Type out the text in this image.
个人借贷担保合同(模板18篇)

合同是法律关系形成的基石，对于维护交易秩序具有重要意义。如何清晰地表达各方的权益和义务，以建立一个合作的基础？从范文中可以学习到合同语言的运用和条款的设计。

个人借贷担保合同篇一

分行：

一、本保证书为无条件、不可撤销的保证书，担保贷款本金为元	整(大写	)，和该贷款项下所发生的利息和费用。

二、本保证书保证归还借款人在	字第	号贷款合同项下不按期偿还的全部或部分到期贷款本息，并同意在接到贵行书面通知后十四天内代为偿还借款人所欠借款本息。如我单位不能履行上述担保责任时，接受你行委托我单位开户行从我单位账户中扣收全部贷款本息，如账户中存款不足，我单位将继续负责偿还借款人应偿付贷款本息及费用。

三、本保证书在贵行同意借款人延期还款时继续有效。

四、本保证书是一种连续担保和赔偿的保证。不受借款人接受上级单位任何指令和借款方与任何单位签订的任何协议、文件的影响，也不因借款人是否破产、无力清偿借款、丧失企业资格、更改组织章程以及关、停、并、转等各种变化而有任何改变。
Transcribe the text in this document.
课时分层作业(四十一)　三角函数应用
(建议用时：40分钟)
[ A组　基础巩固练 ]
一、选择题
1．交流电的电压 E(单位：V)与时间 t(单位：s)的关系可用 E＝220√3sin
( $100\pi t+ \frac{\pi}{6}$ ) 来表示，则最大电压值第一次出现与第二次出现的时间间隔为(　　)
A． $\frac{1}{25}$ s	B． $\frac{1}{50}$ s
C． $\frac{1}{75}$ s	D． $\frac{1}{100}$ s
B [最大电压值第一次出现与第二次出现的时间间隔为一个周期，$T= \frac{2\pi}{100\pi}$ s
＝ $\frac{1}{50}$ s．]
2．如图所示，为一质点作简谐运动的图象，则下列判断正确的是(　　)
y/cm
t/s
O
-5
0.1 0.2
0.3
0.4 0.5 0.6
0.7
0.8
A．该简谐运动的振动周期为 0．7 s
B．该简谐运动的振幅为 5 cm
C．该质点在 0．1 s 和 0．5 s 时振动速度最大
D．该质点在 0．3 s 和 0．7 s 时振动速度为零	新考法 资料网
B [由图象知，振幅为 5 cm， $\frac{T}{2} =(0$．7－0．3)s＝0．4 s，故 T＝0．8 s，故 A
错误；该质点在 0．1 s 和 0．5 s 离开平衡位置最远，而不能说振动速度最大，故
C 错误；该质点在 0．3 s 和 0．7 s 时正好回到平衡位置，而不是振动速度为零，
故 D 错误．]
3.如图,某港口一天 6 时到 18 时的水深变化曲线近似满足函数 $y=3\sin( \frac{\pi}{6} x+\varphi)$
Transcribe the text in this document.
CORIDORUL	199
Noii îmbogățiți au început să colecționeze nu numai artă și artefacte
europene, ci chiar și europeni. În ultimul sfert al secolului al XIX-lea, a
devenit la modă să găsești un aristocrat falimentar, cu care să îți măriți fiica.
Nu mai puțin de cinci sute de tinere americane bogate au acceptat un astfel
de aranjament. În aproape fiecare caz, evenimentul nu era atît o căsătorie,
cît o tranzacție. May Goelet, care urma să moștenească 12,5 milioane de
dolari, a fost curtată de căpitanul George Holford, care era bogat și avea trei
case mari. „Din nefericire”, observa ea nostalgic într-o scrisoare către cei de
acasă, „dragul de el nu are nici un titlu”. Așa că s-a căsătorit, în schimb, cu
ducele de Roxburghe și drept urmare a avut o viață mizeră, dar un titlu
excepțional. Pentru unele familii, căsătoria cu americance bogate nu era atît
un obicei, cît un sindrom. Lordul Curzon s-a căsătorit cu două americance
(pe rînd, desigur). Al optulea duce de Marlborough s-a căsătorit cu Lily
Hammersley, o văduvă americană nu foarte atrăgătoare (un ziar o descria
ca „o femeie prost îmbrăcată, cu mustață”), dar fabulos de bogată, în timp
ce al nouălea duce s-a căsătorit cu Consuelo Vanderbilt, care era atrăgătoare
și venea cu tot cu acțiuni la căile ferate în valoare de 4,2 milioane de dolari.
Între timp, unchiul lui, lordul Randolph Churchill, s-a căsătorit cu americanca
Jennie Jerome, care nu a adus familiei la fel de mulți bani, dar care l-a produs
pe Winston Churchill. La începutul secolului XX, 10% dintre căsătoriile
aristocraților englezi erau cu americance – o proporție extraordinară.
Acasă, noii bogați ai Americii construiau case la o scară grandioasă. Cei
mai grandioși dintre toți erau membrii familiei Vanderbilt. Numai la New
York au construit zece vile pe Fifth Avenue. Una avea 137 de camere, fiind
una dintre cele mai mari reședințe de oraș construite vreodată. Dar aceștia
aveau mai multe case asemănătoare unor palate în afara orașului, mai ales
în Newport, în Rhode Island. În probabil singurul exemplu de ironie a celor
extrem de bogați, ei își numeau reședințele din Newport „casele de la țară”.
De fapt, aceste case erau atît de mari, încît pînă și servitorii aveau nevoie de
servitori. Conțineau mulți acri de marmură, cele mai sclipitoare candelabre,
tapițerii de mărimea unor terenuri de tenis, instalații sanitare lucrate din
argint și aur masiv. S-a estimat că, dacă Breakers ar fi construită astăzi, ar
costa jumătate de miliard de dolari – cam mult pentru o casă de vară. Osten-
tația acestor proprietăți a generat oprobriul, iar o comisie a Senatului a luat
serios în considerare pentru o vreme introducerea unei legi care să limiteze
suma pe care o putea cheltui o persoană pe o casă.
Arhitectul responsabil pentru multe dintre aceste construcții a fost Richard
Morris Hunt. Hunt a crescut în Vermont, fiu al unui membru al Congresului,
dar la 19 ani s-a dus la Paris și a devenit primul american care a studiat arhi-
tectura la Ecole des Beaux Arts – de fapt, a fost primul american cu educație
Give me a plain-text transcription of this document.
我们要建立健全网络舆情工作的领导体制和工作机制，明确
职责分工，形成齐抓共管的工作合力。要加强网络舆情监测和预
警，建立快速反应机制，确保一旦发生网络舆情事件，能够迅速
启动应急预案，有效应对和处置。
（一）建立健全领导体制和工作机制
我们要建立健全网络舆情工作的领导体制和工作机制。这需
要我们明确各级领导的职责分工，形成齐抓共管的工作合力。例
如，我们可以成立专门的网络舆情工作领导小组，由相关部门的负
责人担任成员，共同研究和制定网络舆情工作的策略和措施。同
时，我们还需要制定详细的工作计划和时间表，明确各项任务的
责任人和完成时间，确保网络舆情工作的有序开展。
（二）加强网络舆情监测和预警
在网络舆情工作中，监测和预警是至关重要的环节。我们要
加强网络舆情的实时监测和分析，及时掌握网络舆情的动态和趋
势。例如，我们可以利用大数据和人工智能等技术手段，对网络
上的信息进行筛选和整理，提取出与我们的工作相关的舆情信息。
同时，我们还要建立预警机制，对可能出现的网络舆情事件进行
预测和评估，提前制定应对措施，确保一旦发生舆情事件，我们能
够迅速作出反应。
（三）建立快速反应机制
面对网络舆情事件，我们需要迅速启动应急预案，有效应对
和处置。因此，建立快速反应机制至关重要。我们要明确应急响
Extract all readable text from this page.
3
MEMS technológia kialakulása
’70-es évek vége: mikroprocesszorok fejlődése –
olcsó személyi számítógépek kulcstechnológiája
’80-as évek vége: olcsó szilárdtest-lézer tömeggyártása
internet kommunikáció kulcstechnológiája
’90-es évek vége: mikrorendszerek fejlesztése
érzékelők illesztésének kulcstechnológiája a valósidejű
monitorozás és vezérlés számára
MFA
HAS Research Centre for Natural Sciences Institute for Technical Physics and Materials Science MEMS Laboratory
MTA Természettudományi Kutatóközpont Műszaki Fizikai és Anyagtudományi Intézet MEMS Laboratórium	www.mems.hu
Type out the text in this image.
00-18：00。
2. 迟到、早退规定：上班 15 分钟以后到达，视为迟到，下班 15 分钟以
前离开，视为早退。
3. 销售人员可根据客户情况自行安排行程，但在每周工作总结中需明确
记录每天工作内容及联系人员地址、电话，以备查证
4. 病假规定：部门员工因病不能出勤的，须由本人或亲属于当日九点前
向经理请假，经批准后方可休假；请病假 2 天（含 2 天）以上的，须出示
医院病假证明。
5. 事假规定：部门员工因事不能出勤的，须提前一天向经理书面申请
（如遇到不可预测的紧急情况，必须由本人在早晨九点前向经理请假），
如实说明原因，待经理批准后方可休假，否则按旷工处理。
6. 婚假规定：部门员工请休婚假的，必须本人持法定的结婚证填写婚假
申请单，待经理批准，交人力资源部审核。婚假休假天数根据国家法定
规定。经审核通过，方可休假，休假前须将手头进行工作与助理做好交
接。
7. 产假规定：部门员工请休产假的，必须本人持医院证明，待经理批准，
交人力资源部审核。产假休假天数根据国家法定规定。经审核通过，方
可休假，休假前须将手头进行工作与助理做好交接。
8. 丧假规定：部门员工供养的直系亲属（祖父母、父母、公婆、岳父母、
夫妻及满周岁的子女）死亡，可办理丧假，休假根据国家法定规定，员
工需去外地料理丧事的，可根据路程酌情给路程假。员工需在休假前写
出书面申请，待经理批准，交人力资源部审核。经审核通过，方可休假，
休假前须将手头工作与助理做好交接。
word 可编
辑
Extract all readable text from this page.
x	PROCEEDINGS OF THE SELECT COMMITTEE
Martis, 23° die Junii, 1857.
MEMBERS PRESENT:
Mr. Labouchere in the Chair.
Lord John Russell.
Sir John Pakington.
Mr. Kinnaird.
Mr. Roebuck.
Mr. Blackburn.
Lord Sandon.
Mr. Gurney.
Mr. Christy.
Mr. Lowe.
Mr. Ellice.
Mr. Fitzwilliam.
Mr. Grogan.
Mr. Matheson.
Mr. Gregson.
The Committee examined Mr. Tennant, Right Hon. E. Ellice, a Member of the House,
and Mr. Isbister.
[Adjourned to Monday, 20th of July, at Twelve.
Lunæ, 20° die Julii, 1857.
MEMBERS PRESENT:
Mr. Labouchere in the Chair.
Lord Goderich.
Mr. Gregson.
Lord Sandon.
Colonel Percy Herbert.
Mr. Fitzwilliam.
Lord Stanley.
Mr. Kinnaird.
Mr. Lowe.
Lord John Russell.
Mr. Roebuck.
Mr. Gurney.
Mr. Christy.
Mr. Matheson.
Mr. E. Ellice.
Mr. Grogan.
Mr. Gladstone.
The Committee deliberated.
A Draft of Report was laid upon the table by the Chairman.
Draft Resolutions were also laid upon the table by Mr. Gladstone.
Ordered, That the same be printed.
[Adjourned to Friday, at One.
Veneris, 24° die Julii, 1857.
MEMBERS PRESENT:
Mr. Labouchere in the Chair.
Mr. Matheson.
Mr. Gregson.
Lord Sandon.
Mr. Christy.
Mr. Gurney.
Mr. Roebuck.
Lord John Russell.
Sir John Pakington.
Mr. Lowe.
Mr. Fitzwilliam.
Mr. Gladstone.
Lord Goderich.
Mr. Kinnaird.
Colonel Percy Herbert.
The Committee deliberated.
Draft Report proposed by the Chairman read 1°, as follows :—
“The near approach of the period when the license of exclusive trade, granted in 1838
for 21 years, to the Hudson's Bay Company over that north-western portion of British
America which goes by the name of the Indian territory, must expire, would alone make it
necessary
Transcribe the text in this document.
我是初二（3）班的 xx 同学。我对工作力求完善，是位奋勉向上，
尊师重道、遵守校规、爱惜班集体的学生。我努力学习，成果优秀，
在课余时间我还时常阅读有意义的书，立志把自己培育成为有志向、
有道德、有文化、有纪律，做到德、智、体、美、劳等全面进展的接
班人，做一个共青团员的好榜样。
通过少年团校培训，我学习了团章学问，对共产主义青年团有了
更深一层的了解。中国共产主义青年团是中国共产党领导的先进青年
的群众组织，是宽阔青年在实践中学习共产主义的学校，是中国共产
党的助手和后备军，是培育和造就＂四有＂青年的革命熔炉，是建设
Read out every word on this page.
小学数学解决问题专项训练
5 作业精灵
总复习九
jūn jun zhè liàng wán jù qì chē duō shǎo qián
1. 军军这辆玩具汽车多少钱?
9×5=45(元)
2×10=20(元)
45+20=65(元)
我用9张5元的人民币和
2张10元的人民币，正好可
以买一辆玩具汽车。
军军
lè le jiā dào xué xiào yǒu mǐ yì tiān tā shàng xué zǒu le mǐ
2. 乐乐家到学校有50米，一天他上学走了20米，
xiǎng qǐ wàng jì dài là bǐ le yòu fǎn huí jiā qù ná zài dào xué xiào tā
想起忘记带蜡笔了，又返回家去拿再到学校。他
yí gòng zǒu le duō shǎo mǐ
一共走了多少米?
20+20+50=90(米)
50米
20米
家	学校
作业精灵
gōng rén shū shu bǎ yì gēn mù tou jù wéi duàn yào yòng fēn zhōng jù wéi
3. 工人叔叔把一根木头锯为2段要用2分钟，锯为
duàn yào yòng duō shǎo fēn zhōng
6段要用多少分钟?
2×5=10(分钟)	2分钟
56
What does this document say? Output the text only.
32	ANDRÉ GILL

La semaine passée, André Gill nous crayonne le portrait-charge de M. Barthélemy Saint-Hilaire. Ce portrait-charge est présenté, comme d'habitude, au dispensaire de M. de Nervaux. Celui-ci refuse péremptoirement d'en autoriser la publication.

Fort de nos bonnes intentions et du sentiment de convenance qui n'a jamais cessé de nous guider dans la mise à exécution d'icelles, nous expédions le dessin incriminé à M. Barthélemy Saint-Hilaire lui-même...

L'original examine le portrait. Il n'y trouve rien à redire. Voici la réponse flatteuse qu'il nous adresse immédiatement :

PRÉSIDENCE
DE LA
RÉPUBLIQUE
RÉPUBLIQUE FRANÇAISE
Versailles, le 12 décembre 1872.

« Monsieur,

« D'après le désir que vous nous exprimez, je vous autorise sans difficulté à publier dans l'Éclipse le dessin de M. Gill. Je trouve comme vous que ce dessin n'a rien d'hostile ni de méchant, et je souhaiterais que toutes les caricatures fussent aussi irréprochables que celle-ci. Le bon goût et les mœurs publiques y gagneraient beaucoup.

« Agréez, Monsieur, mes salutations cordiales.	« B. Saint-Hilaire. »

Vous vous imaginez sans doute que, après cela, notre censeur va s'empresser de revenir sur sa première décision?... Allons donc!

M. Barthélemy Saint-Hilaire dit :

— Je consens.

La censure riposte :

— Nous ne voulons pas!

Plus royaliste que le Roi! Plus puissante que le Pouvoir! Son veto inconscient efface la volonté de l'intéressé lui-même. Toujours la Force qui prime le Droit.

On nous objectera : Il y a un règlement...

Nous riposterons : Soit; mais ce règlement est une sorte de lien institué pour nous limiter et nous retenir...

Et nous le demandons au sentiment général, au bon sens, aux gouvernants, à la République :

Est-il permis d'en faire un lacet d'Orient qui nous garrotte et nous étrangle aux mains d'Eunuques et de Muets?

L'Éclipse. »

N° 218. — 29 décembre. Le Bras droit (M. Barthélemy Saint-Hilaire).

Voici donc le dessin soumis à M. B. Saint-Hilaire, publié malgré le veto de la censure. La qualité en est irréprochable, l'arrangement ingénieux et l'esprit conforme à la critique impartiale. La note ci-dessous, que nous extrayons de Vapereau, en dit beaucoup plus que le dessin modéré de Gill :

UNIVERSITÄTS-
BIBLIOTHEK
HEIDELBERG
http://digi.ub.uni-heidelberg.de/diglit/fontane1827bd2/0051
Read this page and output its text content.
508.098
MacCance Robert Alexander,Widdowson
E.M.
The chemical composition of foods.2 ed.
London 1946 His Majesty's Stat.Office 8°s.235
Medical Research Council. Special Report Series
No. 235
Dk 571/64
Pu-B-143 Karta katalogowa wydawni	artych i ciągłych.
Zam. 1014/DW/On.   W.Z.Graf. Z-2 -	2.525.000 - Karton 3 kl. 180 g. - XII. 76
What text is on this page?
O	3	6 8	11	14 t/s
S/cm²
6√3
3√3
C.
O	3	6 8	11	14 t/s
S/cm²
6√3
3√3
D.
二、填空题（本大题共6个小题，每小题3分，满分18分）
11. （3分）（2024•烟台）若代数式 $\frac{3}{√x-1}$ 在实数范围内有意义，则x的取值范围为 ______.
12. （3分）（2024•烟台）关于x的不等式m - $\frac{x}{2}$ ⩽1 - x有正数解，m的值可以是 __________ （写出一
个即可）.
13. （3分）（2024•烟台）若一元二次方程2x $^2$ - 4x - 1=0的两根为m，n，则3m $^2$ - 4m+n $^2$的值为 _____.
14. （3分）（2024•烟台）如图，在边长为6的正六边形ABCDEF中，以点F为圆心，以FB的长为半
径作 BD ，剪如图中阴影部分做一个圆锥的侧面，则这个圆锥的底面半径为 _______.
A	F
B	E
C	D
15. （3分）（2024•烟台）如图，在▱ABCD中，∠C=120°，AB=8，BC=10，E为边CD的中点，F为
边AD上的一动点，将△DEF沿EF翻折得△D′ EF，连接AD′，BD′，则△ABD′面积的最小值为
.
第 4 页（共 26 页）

+ + +

* [What you will do]:
Your answer should be a single number: the count of lines in the listing that contain the word "yòng".

* [Result for this exercise]:
2